= Written exercise =
Exactly as they appear, output all of the entries.

[Records]
* START *

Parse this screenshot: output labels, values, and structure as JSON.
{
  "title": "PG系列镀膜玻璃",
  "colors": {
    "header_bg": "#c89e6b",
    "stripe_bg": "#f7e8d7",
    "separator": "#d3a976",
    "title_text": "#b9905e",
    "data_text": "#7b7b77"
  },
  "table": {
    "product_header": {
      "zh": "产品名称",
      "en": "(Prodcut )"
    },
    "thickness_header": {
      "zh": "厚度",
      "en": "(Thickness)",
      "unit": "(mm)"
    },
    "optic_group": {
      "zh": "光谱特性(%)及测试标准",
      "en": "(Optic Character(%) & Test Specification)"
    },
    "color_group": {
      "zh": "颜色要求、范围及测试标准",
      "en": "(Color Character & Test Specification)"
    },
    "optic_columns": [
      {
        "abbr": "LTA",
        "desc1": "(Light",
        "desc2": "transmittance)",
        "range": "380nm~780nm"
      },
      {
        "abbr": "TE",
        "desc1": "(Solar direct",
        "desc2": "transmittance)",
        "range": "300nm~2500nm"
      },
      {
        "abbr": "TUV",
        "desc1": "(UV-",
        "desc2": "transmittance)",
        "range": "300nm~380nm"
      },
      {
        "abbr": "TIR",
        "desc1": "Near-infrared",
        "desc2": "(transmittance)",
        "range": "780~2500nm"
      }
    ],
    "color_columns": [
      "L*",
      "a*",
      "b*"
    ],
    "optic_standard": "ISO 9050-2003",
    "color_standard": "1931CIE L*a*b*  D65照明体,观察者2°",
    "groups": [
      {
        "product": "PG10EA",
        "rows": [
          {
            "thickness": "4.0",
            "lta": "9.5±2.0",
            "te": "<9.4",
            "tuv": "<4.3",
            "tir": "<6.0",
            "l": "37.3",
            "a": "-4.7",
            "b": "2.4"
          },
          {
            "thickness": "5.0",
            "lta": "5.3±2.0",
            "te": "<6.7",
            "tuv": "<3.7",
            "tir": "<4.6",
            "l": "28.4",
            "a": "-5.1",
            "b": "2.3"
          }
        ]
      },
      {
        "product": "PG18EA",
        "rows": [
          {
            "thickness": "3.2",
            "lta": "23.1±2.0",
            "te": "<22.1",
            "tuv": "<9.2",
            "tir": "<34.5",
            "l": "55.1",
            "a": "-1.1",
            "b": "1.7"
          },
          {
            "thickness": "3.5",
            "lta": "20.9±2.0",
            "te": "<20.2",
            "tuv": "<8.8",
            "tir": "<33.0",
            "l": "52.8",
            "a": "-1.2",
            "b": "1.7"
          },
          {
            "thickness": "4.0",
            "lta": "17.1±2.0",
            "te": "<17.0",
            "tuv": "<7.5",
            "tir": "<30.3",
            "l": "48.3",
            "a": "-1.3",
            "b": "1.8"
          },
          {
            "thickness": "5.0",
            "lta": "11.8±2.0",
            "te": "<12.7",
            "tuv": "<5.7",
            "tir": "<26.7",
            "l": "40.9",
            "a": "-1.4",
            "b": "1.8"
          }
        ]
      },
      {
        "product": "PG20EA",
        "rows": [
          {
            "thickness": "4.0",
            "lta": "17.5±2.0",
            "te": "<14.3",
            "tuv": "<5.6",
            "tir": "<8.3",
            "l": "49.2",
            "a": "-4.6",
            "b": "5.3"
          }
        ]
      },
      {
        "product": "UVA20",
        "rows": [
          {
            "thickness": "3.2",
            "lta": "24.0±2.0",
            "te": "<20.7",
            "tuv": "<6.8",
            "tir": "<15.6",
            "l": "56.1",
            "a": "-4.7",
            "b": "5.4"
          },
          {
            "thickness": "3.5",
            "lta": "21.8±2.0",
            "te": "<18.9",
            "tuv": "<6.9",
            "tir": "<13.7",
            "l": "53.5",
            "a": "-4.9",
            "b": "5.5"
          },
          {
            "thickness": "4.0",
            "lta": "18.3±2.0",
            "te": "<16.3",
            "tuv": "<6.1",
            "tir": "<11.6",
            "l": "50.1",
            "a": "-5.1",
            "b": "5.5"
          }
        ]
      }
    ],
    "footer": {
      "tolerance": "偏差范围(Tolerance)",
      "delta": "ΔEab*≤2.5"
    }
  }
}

* END *

= Reply =
Parse this screenshot: output labels, values, and structure as JSON.
{
  "title": "PG系列镀膜玻璃",
  "colors": {
    "header_bg": "#c89e6b",
    "stripe_bg": "#f7e8d7",
    "separator": "#d3a976",
    "title_text": "#b9905e",
    "data_text": "#7b7b77"
  },
  "table": {
    "product_header": {
      "zh": "产品名称",
      "en": "(Prodcut )"
    },
    "thickness_header": {
      "zh": "厚度",
      "en": "(Thickness)",
      "unit": "(mm)"
    },
    "optic_group": {
      "zh": "光谱特性(%)及测试标准",
      "en": "(Optic Character(%) & Test Specification)"
    },
    "color_group": {
      "zh": "颜色要求、范围及测试标准",
      "en": "(Color Character & Test Specification)"
    },
    "optic_columns": [
      {
        "abbr": "LTA",
        "desc1": "(Light",
        "desc2": "transmittance)",
        "range": "380nm~780nm"
      },
      {
        "abbr": "TE",
        "desc1": "(Solar direct",
        "desc2": "transmittance)",
        "range": "300nm~2500nm"
      },
      {
        "abbr": "TUV",
        "desc1": "(UV-",
        "desc2": "transmittance)",
        "range": "300nm~380nm"
      },
      {
        "abbr": "TIR",
        "desc1": "Near-infrared",
        "desc2": "(transmittance)",
        "range": "780~2500nm"
      }
    ],
    "color_columns": [
      "L*",
      "a*",
      "b*"
    ],
    "optic_standard": "ISO 9050-2003",
    "color_standard": "1931CIE L*a*b*  D65照明体,观察者2°",
    "groups": [
      {
        "product": "PG10EA",
        "rows": [
          {
            "thickness": "4.0",
            "lta": "9.5±2.0",
            "te": "<9.4",
            "tuv": "<4.3",
            "tir": "<6.0",
            "l": "37.3",
            "a": "-4.7",
            "b": "2.4"
          },
          {
            "thickness": "5.0",
            "lta": "5.3±2.0",
            "te": "<6.7",
            "tuv": "<3.7",
            "tir": "<4.6",
            "l": "28.4",
            "a": "-5.1",
            "b": "2.3"
          }
        ]
      },
      {
        "product": "PG18EA",
        "rows": [
          {
            "thickness": "3.2",
            "lta": "23.1±2.0",
            "te": "<22.1",
            "tuv": "<9.2",
            "tir": "<34.5",
            "l": "55.1",
            "a": "-1.1",
            "b": "1.7"
          },
          {
            "thickness": "3.5",
            "lta": "20.9±2.0",
            "te": "<20.2",
            "tuv": "<8.8",
            "tir": "<33.0",
            "l": "52.8",
            "a": "-1.2",
            "b": "1.7"
          },
          {
            "thickness": "4.0",
            "lta": "17.1±2.0",
            "te": "<17.0",
            "tuv": "<7.5",
            "tir": "<30.3",
            "l": "48.3",
            "a": "-1.3",
            "b": "1.8"
          },
          {
            "thickness": "5.0",
            "lta": "11.8±2.0",
            "te": "<12.7",
            "tuv": "<5.7",
            "tir": "<26.7",
            "l": "40.9",
            "a": "-1.4",
            "b": "1.8"
          }
        ]
      },
      {
        "product": "PG20EA",
        "rows": [
          {
            "thickness": "4.0",
            "lta": "17.5±2.0",
            "te": "<14.3",
            "tuv": "<5.6",
            "tir": "<8.3",
            "l": "49.2",
            "a": "-4.6",
            "b": "5.3"
          }
        ]
      },
      {
        "product": "UVA20",
        "rows": [
          {
            "thickness": "3.2",
            "lta": "24.0±2.0",
            "te": "<20.7",
            "tuv": "<6.8",
            "tir": "<15.6",
            "l": "56.1",
            "a": "-4.7",
            "b": "5.4"
          },
          {
            "thickness": "3.5",
            "lta": "21.8±2.0",
            "te": "<18.9",
            "tuv": "<6.9",
            "tir": "<13.7",
            "l": "53.5",
            "a": "-4.9",
            "b": "5.5"
          },
          {
            "thickness": "4.0",
            "lta": "18.3±2.0",
            "te": "<16.3",
            "tuv": "<6.1",
            "tir": "<11.6",
            "l": "50.1",
            "a": "-5.1",
            "b": "5.5"
          }
        ]
      }
    ],
    "footer": {
      "tolerance": "偏差范围(Tolerance)",
      "delta": "ΔEab*≤2.5"
    }
  }
}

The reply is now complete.